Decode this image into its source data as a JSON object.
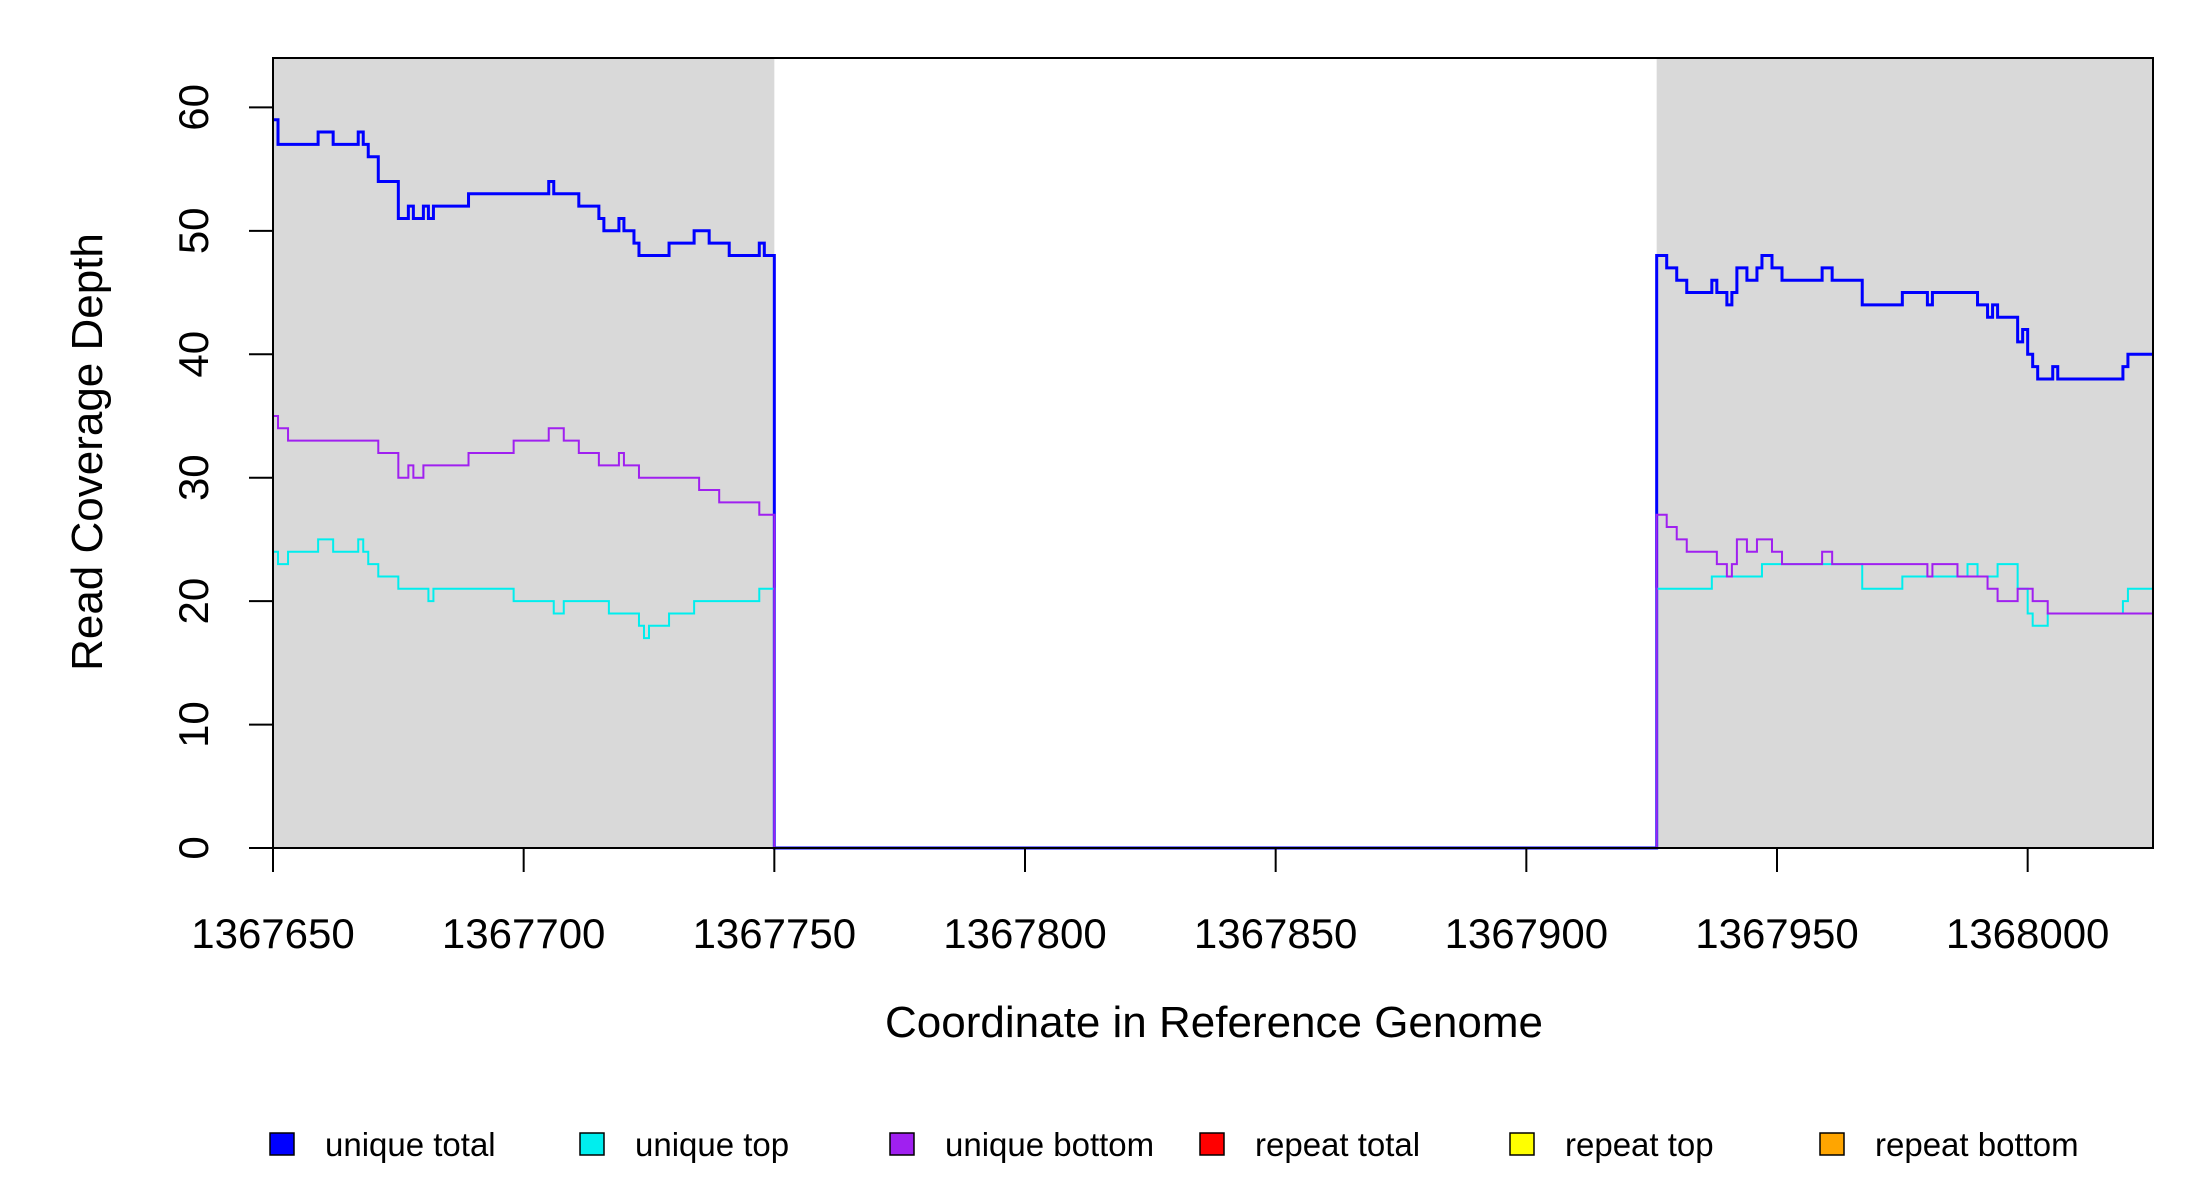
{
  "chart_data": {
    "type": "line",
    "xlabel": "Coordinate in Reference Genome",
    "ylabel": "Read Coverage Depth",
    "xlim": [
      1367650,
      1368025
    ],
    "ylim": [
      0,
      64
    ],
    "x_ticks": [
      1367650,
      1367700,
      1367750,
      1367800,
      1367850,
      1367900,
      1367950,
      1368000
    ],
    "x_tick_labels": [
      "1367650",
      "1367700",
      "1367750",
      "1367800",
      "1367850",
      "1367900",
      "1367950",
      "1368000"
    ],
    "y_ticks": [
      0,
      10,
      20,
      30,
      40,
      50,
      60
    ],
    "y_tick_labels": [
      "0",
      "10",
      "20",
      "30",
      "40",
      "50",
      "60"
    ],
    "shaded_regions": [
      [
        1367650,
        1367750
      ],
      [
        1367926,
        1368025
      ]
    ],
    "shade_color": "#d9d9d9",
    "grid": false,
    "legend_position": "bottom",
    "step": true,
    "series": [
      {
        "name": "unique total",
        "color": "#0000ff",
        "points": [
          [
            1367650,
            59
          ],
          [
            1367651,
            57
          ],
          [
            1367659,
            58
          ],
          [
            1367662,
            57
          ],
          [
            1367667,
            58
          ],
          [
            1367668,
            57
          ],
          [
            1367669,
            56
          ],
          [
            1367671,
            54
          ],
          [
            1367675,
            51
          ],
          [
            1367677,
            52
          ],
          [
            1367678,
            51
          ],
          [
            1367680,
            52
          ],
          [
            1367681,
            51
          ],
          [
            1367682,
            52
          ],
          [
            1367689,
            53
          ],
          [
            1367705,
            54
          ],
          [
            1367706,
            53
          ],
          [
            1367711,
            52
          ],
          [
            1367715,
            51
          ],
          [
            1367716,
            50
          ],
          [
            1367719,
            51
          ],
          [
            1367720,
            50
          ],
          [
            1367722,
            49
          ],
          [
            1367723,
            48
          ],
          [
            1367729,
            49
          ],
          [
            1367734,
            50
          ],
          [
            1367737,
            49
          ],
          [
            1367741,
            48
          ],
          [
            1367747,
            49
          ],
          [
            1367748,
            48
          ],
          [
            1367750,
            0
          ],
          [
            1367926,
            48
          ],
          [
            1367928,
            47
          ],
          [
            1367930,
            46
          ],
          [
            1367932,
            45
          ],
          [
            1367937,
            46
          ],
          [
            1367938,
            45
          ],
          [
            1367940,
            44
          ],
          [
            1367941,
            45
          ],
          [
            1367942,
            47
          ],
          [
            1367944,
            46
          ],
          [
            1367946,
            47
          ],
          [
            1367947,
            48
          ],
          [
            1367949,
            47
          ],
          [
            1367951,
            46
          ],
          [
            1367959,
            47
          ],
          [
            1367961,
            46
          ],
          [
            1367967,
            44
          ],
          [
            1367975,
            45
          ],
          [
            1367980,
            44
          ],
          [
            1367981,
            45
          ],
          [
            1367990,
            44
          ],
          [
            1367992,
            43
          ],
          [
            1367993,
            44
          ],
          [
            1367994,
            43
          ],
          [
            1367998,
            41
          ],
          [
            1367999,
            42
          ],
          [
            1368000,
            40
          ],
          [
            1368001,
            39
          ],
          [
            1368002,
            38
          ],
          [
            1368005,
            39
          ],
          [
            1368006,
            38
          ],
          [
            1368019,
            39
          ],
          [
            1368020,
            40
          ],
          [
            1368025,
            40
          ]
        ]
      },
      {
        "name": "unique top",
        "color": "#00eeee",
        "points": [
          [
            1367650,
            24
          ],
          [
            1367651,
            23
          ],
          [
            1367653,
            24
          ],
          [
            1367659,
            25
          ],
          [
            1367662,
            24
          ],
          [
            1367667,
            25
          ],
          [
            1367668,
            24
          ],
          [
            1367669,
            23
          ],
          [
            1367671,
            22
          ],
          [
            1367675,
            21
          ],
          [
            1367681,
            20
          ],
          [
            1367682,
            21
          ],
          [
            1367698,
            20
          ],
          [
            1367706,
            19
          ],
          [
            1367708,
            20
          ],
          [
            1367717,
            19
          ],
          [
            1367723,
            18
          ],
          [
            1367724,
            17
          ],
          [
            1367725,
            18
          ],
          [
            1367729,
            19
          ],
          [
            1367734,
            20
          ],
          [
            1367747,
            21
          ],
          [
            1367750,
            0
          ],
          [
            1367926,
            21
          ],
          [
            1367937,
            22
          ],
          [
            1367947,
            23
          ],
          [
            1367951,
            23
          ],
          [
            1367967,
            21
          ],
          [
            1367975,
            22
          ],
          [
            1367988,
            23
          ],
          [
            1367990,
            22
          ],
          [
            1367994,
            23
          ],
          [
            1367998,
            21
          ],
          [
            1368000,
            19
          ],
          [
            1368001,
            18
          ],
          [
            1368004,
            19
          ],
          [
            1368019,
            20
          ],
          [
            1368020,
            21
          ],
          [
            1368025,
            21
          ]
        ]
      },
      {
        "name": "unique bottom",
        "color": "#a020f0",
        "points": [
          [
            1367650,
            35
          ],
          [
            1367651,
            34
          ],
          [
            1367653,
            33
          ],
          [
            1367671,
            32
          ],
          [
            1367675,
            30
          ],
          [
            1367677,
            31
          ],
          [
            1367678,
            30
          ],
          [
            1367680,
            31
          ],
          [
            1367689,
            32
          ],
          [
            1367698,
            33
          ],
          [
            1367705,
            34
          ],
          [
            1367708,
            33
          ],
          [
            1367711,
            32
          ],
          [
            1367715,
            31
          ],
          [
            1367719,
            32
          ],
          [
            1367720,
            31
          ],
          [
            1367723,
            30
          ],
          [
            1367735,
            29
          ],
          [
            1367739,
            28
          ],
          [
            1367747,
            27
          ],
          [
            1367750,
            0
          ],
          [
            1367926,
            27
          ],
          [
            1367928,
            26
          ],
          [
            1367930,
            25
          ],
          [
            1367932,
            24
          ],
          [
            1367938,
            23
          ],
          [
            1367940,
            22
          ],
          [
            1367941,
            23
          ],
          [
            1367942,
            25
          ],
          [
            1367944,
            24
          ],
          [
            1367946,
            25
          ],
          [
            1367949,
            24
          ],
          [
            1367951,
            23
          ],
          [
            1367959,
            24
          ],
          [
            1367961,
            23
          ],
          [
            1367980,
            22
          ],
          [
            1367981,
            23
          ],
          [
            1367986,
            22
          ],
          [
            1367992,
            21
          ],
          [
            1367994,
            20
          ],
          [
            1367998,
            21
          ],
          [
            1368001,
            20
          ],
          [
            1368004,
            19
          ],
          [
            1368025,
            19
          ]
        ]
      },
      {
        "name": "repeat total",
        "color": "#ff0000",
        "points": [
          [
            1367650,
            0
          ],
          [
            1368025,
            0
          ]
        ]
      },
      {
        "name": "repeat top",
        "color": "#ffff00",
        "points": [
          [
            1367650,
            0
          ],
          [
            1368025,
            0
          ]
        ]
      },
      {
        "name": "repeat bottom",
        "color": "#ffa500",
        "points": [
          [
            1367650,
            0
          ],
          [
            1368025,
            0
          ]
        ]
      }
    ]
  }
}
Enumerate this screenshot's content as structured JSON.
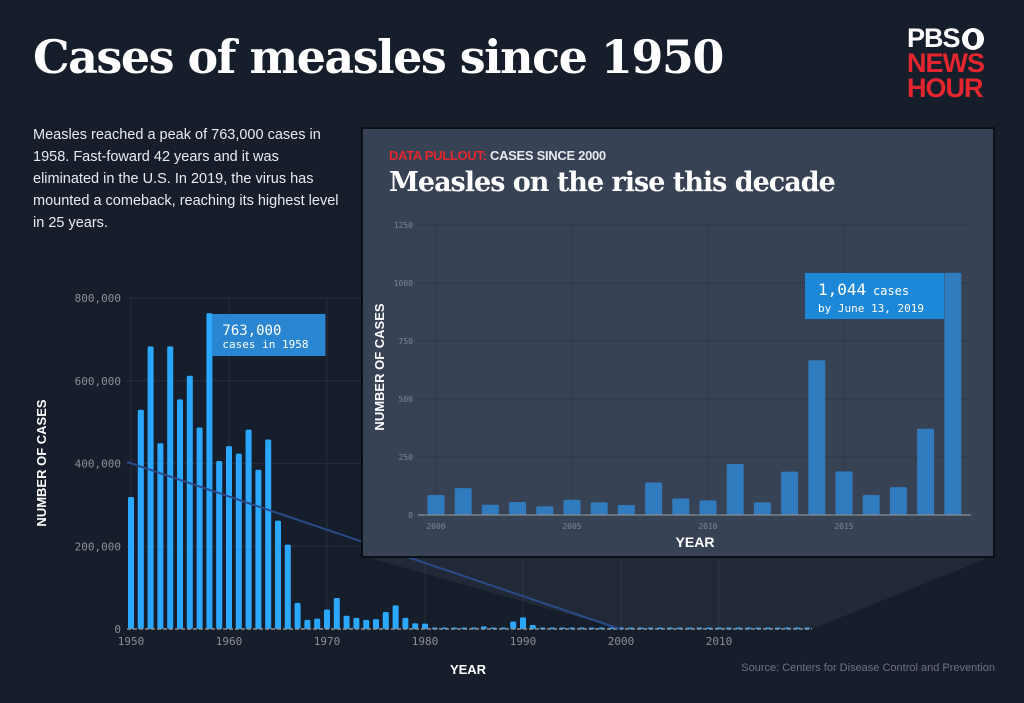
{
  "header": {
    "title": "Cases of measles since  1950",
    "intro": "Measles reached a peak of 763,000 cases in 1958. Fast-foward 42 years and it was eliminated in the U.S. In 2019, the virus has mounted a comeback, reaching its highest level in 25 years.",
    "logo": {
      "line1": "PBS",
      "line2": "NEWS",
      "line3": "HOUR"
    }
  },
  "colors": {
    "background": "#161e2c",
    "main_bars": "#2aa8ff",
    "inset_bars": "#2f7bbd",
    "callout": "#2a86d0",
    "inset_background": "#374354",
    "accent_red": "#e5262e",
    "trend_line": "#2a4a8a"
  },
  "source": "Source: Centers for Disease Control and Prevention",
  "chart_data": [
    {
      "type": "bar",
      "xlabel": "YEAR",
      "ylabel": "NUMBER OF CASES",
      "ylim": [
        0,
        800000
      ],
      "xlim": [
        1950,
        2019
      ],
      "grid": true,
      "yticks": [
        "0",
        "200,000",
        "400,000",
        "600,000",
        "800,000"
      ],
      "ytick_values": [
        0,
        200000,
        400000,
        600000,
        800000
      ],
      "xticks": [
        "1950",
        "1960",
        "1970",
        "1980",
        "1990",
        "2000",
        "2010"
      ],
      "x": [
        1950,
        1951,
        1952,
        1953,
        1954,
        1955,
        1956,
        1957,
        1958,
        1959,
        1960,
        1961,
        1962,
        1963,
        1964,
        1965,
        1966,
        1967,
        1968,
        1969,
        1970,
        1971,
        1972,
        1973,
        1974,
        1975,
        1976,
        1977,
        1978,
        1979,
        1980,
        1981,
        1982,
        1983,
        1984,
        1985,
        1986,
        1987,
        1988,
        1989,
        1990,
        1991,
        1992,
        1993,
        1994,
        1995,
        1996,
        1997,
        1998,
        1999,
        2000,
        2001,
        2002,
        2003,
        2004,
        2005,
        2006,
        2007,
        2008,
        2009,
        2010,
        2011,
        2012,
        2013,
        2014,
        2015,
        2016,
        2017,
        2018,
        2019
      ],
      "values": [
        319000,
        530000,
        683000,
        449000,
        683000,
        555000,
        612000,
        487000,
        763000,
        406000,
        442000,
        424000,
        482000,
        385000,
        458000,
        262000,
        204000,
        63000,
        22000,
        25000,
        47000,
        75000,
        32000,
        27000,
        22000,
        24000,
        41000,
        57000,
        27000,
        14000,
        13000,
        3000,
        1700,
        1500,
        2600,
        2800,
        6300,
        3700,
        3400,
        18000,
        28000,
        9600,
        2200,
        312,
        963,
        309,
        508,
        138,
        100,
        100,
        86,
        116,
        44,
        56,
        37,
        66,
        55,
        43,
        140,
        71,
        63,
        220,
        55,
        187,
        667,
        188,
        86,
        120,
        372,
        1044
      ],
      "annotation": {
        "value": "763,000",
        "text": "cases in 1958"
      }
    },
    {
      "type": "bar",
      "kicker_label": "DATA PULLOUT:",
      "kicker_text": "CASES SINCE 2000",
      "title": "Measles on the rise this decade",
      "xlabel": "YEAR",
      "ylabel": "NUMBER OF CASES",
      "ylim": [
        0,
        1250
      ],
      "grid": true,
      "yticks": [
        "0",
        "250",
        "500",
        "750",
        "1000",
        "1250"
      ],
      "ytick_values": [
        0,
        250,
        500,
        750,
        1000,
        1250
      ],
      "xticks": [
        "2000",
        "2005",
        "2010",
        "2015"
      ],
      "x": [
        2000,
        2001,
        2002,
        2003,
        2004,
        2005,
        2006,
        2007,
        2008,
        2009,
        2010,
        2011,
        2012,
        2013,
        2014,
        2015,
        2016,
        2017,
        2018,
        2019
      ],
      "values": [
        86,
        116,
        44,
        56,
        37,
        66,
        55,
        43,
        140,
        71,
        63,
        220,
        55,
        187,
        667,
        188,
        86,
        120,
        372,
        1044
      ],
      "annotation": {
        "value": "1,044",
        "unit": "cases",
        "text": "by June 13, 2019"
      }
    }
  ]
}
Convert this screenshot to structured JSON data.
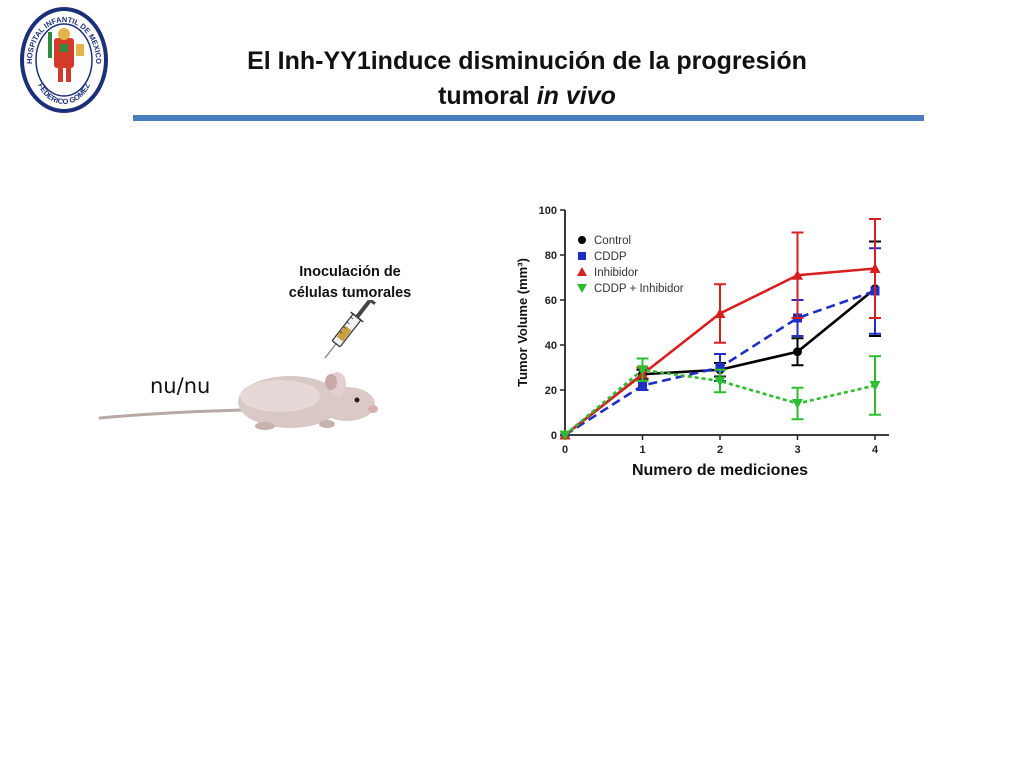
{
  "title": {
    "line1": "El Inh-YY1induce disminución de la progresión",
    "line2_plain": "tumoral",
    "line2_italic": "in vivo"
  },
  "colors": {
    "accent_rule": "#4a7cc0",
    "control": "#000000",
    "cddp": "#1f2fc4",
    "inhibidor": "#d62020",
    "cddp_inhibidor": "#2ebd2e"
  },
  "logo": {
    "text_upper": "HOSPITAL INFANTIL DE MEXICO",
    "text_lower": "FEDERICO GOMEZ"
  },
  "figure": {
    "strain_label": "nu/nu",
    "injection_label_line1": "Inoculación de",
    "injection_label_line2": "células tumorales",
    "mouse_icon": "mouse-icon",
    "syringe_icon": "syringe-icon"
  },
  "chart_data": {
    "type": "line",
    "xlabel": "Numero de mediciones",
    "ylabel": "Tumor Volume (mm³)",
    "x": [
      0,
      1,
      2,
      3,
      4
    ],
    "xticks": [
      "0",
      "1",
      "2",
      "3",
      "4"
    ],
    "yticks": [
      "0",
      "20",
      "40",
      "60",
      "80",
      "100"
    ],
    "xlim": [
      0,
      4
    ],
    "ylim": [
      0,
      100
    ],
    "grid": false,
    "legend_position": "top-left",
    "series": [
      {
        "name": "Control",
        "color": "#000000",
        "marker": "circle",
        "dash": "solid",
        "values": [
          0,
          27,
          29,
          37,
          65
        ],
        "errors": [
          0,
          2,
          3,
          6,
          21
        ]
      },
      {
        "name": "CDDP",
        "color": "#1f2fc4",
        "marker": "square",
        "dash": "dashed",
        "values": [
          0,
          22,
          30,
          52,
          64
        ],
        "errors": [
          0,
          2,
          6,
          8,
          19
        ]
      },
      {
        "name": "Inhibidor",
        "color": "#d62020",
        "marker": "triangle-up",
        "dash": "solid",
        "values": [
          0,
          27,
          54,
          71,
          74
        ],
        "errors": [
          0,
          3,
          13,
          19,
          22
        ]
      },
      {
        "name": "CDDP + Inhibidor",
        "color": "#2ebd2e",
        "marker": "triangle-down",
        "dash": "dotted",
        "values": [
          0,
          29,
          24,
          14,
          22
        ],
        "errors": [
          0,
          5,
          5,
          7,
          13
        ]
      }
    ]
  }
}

## Instructions for the task
Which of the lines in the data contain the string "bottom"? Return each one.

## Task answer
    "legend_position": "bottom",
        "name": "unique bottom",
        "name": "repeat bottom",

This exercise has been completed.